### INPUT DATA

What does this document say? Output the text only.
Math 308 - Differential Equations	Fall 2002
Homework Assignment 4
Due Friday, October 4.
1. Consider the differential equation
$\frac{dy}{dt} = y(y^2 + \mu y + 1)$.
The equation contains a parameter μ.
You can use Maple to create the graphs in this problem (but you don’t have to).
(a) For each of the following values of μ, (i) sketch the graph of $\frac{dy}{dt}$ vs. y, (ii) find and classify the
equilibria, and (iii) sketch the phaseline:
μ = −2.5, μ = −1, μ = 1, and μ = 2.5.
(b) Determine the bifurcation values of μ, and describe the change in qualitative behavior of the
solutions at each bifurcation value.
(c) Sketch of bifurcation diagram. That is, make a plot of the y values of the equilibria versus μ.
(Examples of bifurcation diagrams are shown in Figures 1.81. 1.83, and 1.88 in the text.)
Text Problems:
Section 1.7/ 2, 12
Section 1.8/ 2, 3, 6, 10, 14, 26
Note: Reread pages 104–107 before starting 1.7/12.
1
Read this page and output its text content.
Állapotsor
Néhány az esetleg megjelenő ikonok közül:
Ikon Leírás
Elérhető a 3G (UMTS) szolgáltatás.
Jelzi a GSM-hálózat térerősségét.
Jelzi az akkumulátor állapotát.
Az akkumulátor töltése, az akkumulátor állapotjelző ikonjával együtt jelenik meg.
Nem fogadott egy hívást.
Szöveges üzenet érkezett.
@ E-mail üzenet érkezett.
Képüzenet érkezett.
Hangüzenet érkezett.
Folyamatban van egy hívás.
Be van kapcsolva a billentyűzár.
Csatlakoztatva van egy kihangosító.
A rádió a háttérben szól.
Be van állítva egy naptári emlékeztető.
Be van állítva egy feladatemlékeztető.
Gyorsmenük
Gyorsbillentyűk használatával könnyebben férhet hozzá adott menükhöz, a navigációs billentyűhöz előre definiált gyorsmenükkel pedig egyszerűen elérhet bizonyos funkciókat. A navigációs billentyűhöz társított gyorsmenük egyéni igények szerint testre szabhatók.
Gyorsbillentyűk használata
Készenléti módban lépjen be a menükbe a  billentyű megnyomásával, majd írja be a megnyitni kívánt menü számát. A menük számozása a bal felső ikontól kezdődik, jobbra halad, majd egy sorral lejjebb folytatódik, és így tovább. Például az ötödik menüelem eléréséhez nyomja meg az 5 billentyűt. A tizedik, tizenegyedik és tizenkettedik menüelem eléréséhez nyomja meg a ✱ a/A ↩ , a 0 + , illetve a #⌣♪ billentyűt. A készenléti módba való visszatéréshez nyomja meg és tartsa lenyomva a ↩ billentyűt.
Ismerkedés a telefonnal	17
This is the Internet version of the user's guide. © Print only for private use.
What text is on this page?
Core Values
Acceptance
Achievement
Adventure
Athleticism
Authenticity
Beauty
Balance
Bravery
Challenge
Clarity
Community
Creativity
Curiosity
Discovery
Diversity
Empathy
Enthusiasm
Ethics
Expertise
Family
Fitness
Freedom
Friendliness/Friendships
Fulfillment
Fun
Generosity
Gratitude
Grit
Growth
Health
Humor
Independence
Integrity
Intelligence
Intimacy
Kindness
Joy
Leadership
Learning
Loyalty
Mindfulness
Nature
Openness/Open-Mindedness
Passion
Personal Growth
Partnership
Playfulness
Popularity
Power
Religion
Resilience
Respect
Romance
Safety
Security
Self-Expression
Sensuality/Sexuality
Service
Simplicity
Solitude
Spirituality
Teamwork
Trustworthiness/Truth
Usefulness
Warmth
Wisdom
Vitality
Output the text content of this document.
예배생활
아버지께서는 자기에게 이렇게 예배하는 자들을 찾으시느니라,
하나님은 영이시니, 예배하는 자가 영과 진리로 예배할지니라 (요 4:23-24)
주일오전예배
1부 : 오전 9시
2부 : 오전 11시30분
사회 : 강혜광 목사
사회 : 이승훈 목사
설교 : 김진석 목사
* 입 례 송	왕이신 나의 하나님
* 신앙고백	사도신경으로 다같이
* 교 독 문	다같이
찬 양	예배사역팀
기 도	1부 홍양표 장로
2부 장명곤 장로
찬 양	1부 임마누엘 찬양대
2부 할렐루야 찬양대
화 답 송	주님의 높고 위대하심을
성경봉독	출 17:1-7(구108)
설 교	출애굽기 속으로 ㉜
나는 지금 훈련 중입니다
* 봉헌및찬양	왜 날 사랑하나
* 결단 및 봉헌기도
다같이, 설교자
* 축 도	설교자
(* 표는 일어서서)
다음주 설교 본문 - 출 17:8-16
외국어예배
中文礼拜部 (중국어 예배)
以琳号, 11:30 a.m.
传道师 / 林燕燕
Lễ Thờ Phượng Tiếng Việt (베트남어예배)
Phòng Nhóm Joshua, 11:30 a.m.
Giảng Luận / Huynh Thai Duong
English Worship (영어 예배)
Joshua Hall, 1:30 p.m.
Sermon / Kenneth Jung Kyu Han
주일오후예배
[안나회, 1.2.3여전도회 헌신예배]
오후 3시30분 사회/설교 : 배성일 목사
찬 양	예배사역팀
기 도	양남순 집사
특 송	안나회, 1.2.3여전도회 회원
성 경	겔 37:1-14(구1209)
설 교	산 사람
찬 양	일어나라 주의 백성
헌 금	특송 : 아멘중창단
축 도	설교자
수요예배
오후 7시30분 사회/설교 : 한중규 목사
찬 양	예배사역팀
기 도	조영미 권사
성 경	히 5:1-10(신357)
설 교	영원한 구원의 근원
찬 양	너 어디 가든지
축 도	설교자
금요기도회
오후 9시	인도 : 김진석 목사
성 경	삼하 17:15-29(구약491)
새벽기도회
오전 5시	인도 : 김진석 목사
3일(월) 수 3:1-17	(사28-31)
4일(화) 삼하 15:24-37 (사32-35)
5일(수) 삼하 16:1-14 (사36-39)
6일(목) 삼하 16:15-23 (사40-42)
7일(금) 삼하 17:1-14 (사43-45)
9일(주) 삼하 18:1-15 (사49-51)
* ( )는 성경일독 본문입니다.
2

######

* _AIM OF THE EXERCISE_: Above are the records. Identify each line that contains the word "What".

* _CORRECT OUTPUT_:
What does this document say? Output the text only.
What text is on this page?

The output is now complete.